Written problem: Only a number is wanted here: the number of lines of the data that include "name".

-- begin Task inputs --

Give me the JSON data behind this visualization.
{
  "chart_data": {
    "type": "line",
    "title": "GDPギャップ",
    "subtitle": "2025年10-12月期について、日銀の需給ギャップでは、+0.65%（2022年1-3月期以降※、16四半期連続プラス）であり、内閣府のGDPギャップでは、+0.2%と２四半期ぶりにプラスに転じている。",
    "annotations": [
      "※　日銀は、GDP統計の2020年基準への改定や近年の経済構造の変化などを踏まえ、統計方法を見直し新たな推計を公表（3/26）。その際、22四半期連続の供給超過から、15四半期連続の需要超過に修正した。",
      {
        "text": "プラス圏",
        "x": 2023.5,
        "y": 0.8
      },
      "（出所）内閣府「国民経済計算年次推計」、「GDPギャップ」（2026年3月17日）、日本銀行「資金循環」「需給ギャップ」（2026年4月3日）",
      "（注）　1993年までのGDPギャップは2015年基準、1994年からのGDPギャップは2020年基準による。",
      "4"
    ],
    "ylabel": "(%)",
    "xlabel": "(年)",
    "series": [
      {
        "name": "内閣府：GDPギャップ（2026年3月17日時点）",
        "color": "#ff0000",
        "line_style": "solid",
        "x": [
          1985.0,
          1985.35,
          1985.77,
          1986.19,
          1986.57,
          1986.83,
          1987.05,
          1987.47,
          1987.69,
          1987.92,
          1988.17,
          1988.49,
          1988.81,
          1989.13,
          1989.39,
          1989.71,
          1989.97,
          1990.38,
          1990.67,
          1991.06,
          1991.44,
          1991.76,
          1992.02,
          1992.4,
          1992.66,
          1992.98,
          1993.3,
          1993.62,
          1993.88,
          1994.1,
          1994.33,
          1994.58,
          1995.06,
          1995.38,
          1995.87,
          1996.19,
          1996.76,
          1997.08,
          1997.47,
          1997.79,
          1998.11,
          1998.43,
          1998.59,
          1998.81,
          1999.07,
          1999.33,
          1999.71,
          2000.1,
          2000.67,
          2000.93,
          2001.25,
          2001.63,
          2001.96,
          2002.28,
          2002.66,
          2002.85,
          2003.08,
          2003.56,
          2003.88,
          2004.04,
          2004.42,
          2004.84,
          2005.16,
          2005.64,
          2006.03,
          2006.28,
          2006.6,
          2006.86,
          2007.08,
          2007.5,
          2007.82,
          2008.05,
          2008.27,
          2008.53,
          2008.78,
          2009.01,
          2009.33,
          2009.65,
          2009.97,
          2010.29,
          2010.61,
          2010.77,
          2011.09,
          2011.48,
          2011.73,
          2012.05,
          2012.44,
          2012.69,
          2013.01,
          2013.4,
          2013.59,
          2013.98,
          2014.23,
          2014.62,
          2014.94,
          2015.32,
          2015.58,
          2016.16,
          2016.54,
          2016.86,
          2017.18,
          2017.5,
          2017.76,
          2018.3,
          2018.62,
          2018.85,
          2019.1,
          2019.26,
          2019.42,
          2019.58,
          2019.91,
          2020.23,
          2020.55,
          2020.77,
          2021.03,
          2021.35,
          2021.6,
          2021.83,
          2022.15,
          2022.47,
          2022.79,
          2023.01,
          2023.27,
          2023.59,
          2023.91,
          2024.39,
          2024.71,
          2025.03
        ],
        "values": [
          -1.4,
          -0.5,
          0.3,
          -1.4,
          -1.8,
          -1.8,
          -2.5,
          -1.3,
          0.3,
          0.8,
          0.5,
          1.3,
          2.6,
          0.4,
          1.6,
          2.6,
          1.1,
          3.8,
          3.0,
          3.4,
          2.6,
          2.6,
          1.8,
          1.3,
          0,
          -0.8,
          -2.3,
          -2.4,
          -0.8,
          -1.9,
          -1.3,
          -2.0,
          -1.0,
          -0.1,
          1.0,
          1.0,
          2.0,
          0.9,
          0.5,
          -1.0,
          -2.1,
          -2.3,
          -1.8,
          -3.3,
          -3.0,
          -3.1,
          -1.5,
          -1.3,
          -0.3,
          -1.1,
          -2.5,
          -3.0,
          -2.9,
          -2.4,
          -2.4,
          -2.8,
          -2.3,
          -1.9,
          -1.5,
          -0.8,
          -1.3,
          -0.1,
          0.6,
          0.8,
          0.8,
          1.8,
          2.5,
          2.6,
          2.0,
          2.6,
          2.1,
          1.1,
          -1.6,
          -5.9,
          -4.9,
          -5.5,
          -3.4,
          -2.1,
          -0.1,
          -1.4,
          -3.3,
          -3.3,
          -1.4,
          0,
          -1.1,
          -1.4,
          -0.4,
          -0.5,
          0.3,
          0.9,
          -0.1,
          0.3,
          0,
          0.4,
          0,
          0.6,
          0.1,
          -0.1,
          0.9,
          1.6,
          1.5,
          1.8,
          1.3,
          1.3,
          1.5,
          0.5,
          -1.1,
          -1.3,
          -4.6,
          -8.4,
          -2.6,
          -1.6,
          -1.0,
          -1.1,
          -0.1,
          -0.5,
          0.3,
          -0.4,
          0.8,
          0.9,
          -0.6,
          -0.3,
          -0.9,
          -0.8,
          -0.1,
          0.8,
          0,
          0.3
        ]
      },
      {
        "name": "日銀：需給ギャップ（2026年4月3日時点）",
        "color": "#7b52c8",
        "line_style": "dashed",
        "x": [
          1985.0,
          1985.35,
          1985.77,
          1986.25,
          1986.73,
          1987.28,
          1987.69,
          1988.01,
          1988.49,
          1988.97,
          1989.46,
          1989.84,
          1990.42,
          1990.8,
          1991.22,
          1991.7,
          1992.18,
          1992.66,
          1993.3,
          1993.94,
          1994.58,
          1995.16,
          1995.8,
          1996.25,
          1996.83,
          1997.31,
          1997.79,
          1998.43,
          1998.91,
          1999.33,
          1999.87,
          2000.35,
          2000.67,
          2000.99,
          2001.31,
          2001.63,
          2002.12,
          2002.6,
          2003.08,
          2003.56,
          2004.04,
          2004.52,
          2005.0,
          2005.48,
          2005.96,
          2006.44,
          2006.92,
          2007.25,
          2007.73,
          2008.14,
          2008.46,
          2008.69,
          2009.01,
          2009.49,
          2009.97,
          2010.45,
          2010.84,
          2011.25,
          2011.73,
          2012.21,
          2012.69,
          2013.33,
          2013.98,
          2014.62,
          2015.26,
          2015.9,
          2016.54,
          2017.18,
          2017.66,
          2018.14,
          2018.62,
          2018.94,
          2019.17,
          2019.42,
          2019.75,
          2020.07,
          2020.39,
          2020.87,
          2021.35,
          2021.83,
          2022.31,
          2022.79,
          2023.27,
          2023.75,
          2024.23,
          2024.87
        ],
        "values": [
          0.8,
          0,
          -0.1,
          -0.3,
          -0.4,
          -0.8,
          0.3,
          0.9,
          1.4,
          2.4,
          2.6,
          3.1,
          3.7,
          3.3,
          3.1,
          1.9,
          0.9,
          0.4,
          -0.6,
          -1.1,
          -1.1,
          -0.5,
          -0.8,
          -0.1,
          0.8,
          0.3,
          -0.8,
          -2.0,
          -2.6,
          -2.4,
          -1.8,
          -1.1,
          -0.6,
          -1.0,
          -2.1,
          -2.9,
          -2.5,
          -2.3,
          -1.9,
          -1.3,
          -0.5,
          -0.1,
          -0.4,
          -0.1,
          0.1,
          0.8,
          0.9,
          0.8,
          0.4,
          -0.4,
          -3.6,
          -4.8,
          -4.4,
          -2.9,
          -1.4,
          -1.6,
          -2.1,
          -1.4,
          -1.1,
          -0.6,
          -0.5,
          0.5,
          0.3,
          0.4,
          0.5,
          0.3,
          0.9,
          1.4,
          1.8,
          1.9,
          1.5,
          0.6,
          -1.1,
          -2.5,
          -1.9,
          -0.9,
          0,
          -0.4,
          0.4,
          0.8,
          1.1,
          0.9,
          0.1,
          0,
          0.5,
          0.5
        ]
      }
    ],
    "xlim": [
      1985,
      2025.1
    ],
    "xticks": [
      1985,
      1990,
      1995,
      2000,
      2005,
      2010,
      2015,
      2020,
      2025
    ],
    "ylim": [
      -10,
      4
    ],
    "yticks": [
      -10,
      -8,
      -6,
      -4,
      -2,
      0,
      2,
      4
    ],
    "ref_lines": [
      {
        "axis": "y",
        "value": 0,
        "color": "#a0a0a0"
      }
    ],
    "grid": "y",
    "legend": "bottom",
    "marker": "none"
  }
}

-- end Task inputs --

Answer below: 2